Document —
-.-.-
Splitting Rails migration into smaller pieces
ActiveRecord migration is a great abstraction over the database schema manipulation. It looks understandable and works pretty well, however, it can take a while to migrate tables with billions of records and the developer would need to have some extra control over it.
Often the ActiveRecord migration produces several SQL queries in a single command. It can alter table multiple times which will lead to multiple long SQL queries on huge tables.
If the table is huge and such a migration takes a lot of time, it sounds natural to split such a migration into smaller pieces and run them without locking the table (if that is possible).
-.-.-
Tasks to complete —
1. Answer these from the text on Rails migrations:
(a) What is ActiveRecord migration called in the opening paragraph?
(b) What does an ActiveRecord migration often produce in a single command?
(c) When a migration on a huge table takes a lot of time, what does it sound natural to do?
2. Rewrite the passage of the text on Rails migrations starting with "Often the ActiveRecord" and going on through "that is possible).", putting "SQL statements" wherever "SQL queries" appears.
3. Carry on the text on Rails migrations from its last sentence.
These records have nothing to do with the text on Rails migrations.

Layout annotation data:
-.-.-
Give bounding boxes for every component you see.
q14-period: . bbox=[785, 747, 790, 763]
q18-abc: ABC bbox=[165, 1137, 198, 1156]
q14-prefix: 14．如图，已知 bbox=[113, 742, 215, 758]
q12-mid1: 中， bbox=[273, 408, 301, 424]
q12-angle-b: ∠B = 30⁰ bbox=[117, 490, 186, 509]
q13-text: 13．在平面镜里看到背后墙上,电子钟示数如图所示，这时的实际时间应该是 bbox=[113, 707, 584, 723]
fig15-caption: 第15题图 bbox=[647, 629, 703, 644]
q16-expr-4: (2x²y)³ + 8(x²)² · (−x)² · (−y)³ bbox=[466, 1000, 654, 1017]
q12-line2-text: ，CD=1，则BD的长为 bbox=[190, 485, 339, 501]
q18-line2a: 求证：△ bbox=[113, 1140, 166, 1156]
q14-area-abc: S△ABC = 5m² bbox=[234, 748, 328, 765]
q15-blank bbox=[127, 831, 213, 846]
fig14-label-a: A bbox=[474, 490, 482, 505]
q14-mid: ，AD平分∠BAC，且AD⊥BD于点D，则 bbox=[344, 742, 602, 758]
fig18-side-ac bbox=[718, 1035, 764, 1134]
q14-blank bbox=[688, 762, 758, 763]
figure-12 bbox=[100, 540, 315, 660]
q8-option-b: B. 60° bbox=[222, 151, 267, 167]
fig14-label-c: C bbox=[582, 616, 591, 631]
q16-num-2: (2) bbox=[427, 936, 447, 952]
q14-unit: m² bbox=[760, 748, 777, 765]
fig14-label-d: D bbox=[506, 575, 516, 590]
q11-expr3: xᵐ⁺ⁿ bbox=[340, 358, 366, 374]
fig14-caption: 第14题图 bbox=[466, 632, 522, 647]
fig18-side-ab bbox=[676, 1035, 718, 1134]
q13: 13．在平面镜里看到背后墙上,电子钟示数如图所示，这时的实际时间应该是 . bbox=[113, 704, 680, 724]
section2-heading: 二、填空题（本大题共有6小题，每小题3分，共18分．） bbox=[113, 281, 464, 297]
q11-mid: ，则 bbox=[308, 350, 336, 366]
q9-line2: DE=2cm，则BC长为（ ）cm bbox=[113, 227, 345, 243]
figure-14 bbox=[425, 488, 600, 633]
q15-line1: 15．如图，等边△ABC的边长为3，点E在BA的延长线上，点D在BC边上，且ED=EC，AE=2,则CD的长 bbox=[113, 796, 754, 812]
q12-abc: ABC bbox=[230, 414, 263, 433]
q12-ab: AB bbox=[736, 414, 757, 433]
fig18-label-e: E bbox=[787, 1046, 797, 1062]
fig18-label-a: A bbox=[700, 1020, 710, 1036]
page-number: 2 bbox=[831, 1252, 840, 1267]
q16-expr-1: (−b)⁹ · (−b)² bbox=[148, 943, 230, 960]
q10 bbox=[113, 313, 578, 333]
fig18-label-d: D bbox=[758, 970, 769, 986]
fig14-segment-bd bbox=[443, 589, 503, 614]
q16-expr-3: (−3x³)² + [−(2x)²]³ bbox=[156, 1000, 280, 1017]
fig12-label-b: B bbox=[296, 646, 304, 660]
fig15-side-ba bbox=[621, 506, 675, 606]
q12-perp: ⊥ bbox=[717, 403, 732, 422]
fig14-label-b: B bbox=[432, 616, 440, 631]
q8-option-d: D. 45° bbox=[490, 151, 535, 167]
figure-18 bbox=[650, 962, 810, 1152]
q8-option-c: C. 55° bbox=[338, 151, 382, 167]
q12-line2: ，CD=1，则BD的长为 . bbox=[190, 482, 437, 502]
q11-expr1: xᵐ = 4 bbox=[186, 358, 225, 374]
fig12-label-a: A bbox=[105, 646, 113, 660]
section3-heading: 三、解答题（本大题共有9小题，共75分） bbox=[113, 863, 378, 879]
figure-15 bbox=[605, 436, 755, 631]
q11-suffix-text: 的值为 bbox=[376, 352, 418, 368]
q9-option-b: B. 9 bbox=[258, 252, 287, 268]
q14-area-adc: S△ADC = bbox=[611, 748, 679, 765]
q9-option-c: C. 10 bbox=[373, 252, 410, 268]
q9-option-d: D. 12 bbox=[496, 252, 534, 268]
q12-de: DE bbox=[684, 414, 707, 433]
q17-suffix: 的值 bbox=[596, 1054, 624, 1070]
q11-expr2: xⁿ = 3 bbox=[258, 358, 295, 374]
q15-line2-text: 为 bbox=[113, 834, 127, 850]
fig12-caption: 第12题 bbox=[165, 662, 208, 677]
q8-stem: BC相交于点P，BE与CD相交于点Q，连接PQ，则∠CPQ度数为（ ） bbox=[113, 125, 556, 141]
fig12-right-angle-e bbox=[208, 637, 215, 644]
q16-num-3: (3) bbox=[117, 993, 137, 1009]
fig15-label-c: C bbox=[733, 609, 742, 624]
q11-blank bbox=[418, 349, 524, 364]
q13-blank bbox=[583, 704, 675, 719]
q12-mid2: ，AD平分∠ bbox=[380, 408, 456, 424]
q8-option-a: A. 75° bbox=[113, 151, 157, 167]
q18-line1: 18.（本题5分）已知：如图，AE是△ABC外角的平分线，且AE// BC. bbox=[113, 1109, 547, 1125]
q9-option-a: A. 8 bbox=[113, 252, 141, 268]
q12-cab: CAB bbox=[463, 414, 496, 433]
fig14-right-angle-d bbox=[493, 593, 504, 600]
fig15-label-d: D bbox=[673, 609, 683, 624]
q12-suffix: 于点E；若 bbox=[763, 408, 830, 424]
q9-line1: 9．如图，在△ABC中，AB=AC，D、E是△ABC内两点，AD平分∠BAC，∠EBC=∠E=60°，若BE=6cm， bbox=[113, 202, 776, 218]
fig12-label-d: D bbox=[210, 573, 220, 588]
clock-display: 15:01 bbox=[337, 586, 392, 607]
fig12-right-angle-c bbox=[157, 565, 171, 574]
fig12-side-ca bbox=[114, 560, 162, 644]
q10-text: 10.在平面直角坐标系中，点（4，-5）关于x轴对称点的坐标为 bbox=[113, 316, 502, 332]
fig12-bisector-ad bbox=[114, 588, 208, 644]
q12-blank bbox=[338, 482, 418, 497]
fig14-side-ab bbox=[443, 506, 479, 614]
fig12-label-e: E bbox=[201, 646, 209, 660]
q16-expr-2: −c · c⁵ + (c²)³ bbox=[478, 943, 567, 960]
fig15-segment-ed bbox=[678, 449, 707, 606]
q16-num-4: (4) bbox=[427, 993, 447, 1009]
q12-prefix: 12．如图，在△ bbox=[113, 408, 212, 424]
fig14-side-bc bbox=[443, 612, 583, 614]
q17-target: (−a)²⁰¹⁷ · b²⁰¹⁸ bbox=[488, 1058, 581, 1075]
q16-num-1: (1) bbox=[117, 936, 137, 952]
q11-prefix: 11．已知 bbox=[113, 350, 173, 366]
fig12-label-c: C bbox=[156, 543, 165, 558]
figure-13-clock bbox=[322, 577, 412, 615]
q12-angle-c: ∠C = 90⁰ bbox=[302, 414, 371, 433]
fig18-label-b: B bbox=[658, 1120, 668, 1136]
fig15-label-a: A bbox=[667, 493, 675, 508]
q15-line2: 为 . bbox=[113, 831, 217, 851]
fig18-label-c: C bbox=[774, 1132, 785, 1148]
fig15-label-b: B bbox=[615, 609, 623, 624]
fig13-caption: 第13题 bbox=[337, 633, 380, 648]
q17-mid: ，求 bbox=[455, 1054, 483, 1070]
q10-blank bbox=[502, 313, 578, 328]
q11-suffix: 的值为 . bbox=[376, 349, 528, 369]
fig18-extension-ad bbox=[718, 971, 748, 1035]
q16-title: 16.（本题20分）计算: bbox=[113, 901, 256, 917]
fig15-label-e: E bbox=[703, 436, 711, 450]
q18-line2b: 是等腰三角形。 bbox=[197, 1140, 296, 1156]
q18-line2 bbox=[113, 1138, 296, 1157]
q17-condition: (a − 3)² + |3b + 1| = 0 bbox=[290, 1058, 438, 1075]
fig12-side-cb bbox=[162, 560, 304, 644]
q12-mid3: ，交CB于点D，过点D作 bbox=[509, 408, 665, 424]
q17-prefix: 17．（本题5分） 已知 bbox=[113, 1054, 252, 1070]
-.-.-
Responses to the exercise —
1.
(a) A great abstraction over the database schema manipulation.
(b) Several SQL queries.
(c) Split the migration into smaller pieces and run them without locking the table, if that is possible.

2.
Often the ActiveRecord migration produces several SQL statements in a single command. It can alter table multiple times which will lead to multiple long SQL statements on huge tables.
If the table is huge and such a migration takes a lot of time, it sounds natural to split such a migration into smaller pieces and run them without locking the table (if that is possible).

3.
In this article we are going to explore how to:
- log the SQL queries executed during the ActiveRecord migration
- split such a migration into smaller atomic SQL queries
- run these queries step by step through the rake task
Log ActiveRecord SQL queries
Let’s say we would like to migrate our very big table payments
and add a reference to the user. We can pre-generate the migration:
$ rails g migration add_user_id_to_payments user:references
This will scaffold the ActiveRecord migration which looks like this:
class AddUserIdToPayments < ActiveRecord::Migration[5.2]
def change
add_reference :payments, :user, foreign_key: true
end
end
But if we run the migration locally, we will see that we there is no SQL output, just the migration logs:
$ bundle exec rake db:migrate
== 20201019174359 AddUserIdToPayments: migrating ==============================
-- add_reference(:payments, :user, {:foreign_key=>true})
== 20201019174359 AddUserIdToPayments: migrated (101.1673s) =====================
To be able to see the SQL queries executed during this migration process, we can make a slight change to the migration itself and redirect the ActiveRecord log to stdout:
class AddUserIdToPayments < ActiveRecord::Migration[5.2]
+ ActiveRecord::Base.logger = Logger.new(STDOUT)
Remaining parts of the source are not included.